start Material for this exercise

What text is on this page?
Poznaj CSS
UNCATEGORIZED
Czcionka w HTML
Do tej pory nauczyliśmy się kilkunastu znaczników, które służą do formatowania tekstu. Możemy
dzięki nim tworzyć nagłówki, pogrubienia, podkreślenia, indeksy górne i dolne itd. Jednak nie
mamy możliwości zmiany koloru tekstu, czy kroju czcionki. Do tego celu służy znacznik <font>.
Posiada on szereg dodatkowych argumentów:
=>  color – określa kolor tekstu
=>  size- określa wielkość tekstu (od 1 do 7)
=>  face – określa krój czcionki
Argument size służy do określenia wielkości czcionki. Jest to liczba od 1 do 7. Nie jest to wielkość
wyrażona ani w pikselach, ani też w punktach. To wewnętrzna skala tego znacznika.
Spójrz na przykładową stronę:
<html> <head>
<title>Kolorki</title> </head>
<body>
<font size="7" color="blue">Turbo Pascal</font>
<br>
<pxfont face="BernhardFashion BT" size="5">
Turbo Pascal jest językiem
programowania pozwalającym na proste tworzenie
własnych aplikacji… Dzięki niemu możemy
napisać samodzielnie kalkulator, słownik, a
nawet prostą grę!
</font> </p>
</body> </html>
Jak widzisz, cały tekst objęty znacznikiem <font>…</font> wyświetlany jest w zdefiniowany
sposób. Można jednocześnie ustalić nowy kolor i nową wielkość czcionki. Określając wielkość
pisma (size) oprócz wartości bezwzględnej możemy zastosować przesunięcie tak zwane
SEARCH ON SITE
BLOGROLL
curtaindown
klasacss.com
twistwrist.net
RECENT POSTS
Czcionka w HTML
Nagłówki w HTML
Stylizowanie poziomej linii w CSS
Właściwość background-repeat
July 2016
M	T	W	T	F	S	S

end Material for this exercise

Problem requirements
From the records above, work out how many lines contain the string "color". Give only the number.

Finished answer
2